[START OF Provided entries]

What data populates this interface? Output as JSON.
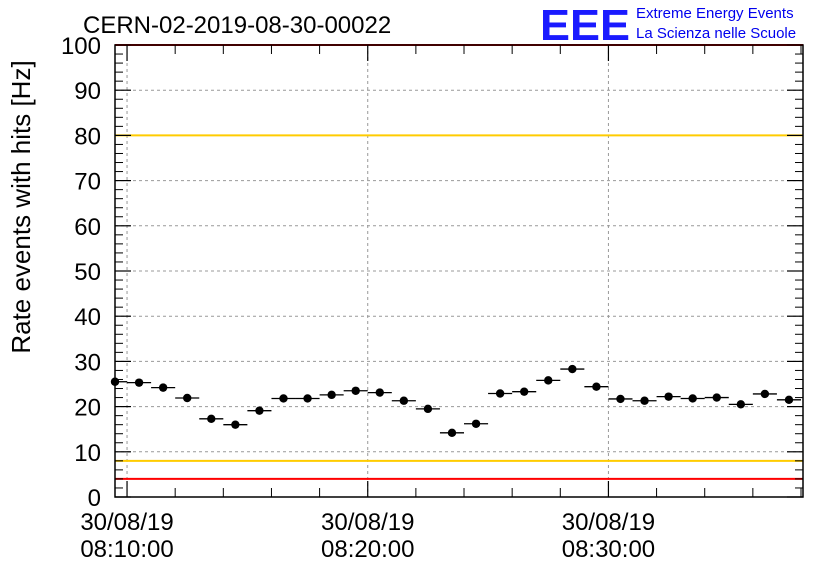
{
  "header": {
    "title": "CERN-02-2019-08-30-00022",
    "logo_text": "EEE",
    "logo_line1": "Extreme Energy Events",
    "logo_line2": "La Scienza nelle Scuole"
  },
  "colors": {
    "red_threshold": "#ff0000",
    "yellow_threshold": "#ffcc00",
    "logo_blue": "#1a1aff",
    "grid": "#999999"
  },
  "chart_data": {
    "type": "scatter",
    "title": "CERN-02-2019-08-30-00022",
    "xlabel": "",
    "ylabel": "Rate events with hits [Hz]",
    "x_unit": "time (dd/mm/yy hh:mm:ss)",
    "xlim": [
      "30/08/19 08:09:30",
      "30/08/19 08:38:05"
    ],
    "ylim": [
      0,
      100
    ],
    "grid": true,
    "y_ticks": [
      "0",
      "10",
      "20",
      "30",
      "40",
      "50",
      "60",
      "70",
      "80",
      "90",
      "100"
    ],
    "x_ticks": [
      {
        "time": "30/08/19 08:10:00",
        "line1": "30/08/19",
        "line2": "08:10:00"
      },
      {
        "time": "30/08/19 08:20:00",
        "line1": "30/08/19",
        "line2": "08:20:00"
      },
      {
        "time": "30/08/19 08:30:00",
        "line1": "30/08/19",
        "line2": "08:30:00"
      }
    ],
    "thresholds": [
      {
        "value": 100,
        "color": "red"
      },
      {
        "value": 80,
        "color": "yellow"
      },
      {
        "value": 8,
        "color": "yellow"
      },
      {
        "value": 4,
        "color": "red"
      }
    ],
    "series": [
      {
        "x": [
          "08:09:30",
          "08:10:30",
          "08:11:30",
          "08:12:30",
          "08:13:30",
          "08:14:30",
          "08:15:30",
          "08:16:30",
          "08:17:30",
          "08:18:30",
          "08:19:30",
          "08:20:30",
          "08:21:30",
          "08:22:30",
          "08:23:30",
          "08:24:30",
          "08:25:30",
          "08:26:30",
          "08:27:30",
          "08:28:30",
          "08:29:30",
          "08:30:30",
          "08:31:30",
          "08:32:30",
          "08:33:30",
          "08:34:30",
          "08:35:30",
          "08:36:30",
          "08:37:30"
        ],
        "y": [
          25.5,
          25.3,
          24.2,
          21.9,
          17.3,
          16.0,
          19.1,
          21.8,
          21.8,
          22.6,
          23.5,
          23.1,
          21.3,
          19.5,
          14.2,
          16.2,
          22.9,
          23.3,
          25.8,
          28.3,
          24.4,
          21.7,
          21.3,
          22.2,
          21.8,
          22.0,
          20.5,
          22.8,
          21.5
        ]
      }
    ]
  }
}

[END OF Provided entries]

Nothing but the pictures may be dropped; output the records above exactly.

What data populates this interface? Output as JSON.
{
  "header": {
    "title": "CERN-02-2019-08-30-00022",
    "logo_text": "EEE",
    "logo_line1": "Extreme Energy Events",
    "logo_line2": "La Scienza nelle Scuole"
  },
  "colors": {
    "red_threshold": "#ff0000",
    "yellow_threshold": "#ffcc00",
    "logo_blue": "#1a1aff",
    "grid": "#999999"
  },
  "chart_data": {
    "type": "scatter",
    "title": "CERN-02-2019-08-30-00022",
    "xlabel": "",
    "ylabel": "Rate events with hits [Hz]",
    "x_unit": "time (dd/mm/yy hh:mm:ss)",
    "xlim": [
      "30/08/19 08:09:30",
      "30/08/19 08:38:05"
    ],
    "ylim": [
      0,
      100
    ],
    "grid": true,
    "y_ticks": [
      "0",
      "10",
      "20",
      "30",
      "40",
      "50",
      "60",
      "70",
      "80",
      "90",
      "100"
    ],
    "x_ticks": [
      {
        "time": "30/08/19 08:10:00",
        "line1": "30/08/19",
        "line2": "08:10:00"
      },
      {
        "time": "30/08/19 08:20:00",
        "line1": "30/08/19",
        "line2": "08:20:00"
      },
      {
        "time": "30/08/19 08:30:00",
        "line1": "30/08/19",
        "line2": "08:30:00"
      }
    ],
    "thresholds": [
      {
        "value": 100,
        "color": "red"
      },
      {
        "value": 80,
        "color": "yellow"
      },
      {
        "value": 8,
        "color": "yellow"
      },
      {
        "value": 4,
        "color": "red"
      }
    ],
    "series": [
      {
        "x": [
          "08:09:30",
          "08:10:30",
          "08:11:30",
          "08:12:30",
          "08:13:30",
          "08:14:30",
          "08:15:30",
          "08:16:30",
          "08:17:30",
          "08:18:30",
          "08:19:30",
          "08:20:30",
          "08:21:30",
          "08:22:30",
          "08:23:30",
          "08:24:30",
          "08:25:30",
          "08:26:30",
          "08:27:30",
          "08:28:30",
          "08:29:30",
          "08:30:30",
          "08:31:30",
          "08:32:30",
          "08:33:30",
          "08:34:30",
          "08:35:30",
          "08:36:30",
          "08:37:30"
        ],
        "y": [
          25.5,
          25.3,
          24.2,
          21.9,
          17.3,
          16.0,
          19.1,
          21.8,
          21.8,
          22.6,
          23.5,
          23.1,
          21.3,
          19.5,
          14.2,
          16.2,
          22.9,
          23.3,
          25.8,
          28.3,
          24.4,
          21.7,
          21.3,
          22.2,
          21.8,
          22.0,
          20.5,
          22.8,
          21.5
        ]
      }
    ]
  }
}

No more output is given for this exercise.